**Texto del ejercicio**.
_____

Será mejor empezar por lo evidente: Wolfskinder es una gozada visual. La película de Ostermann tiene una fotografía hipnótica. El director alemán se sirve de los escenarios naturales para crear auténticas imágenes-postales. La manera en que éste refleja los campos, con los personajes atravesando espacios con el sol naciente y saliente, cómo la cámara atraviesa los juncos, los ríos… Siempre al lado de los niños. No cabe duda de que la historia de Wolfskinder se podrá disfrutar más o menos, pero es muy difícil que alguien se manifieste contrariado con lo que Ostermann y su director de fotografía han conseguido crear en esta película.

Pero encima Wolfskinder no es sólo una película bonita. La cinta de este director debutante cuenta de una manera muy cruda uno de los episodios más tenebrosos de la historia mundial. Se podría decir que el cine nos ha curado de espanto, y que ya no nos quedamos sin palabras ante cualquier cosa susceptible de herir nuestra sensibilidad. Hemos visto películas centradas en atrocidades que ocurrieron durante la Segunda Guerra Mundial, algunas también con niños como protagonistas. Pero lo que cuenta Wolfskinder y, sobre todo, la manera en que lo cuenta, no se parece en nada a lo que ya se haya podido ver.

Ostermann se basa en la idea de que la crueldad genera crueldad, pero no del mismo tipo, en este caso la crueldad generada deviene de una necesidad. Vivir en un contexto difícil, en el que te endureces por obligación, hace que lleves a cabo acciones que en otras circunstancias seguramente jamás harías, pero en ese preciso instante, en el que además no tienes opción de elegir, el momento te obliga a hacerlo. En Wolfskinder un grupo de niños se ven obligados a vender a compañeros a cambio de unas manzanas, a matar por conseguir el silencio que desean y, sobre todo, a no permitirse sentir dolor. No lloran, no gritan. Sólo sobreviven. Las cosas pasan porque sí y lo mejor es no preguntarse por qué. Simplemente deben adaptarse a lo que ocurre, aceptarlo. No hay otra opción. El mundo que Ostermann muestra es horrible, acongoja sólo de pensarlo, pero lo peor de todo es que es muy real.

_____

Entradas de datos extraídos:
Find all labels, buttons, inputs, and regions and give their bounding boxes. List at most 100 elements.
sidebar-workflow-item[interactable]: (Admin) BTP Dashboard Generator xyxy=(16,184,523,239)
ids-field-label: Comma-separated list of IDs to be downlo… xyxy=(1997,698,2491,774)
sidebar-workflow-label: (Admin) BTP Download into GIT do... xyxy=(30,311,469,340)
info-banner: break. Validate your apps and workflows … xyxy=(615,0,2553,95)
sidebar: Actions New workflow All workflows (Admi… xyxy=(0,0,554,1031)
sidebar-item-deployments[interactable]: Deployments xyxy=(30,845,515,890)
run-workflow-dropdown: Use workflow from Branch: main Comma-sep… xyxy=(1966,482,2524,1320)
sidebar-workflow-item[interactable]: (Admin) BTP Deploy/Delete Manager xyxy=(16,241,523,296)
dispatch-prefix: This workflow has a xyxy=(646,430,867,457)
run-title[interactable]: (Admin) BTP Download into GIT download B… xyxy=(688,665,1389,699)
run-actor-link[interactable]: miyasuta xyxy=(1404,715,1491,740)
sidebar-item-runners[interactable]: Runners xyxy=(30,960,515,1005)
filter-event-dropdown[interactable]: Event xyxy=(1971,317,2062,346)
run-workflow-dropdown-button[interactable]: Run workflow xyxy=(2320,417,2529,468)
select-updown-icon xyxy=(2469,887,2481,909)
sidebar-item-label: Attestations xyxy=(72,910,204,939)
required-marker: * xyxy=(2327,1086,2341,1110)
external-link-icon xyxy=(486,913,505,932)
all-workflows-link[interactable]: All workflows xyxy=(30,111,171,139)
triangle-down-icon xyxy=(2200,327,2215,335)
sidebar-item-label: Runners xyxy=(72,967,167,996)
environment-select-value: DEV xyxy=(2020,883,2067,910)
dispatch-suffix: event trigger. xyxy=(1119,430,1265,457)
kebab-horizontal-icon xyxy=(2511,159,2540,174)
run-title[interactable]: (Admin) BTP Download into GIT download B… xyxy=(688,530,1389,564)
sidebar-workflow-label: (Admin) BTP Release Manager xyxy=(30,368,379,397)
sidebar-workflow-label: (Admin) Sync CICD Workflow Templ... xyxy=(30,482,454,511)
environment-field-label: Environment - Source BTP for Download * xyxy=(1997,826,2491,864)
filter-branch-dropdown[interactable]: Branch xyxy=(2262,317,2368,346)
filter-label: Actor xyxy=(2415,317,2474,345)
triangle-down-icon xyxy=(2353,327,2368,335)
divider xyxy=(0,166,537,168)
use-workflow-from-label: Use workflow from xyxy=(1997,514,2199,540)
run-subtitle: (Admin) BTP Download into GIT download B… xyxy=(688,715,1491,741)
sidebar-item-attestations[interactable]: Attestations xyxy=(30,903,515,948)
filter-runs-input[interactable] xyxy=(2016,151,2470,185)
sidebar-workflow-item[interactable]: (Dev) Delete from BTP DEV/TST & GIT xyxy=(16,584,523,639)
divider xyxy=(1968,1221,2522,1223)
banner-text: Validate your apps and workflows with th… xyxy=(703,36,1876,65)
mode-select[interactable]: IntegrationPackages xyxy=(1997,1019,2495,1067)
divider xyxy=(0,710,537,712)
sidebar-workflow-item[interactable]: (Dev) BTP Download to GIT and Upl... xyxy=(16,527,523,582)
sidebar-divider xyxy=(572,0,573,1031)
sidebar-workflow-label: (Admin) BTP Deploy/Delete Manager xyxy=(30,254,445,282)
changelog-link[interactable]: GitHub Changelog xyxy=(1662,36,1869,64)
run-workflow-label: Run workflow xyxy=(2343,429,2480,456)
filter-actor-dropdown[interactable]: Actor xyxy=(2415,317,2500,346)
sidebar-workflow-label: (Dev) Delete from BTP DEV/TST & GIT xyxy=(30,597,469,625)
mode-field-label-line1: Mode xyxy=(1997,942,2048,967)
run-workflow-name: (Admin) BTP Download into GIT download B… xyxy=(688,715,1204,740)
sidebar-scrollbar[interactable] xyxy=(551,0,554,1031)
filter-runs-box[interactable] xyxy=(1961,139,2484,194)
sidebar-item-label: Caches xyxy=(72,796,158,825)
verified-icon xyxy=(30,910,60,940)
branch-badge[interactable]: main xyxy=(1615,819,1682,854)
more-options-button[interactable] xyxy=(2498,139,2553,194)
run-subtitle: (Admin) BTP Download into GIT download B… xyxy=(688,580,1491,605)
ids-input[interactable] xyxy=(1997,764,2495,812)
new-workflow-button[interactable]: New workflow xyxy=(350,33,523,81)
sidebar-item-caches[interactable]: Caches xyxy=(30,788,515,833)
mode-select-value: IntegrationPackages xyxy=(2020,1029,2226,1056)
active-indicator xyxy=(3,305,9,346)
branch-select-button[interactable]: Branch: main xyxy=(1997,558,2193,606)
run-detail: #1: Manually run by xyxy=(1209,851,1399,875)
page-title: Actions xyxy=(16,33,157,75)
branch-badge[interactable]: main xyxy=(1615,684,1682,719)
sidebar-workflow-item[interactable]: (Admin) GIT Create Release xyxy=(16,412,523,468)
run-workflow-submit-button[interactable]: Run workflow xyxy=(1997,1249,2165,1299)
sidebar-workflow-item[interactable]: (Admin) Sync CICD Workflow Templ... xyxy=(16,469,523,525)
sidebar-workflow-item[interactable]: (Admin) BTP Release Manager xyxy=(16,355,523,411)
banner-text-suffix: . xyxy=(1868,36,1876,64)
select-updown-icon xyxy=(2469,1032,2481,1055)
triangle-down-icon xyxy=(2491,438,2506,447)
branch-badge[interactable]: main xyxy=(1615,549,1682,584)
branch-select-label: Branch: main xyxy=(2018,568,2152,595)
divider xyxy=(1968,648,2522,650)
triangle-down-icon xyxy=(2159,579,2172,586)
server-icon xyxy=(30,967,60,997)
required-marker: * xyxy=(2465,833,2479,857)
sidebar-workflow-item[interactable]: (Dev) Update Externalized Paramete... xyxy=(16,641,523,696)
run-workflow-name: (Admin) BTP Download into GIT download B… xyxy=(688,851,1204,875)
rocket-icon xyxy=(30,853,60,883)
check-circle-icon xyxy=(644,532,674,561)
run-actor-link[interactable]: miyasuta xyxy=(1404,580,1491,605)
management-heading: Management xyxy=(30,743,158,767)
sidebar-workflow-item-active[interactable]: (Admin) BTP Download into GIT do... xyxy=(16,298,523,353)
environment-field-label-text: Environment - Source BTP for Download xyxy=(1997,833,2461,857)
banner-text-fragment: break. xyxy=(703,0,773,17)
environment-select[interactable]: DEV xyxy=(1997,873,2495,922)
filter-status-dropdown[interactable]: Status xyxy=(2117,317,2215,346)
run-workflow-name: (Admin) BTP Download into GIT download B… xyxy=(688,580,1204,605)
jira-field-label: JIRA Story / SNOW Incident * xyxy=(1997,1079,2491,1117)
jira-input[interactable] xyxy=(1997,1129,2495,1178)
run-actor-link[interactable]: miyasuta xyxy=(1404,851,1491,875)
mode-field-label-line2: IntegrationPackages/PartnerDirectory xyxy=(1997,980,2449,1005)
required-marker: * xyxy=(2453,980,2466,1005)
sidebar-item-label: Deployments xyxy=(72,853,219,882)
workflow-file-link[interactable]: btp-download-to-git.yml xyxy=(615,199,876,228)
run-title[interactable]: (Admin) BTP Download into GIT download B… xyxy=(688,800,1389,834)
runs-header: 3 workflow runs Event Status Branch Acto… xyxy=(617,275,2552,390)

_____

Según el texto sobre Wolfskinder, ¿a cambio de qué se ven obligados los niños a vender a sus compañeros?

A cambio de unas manzanas.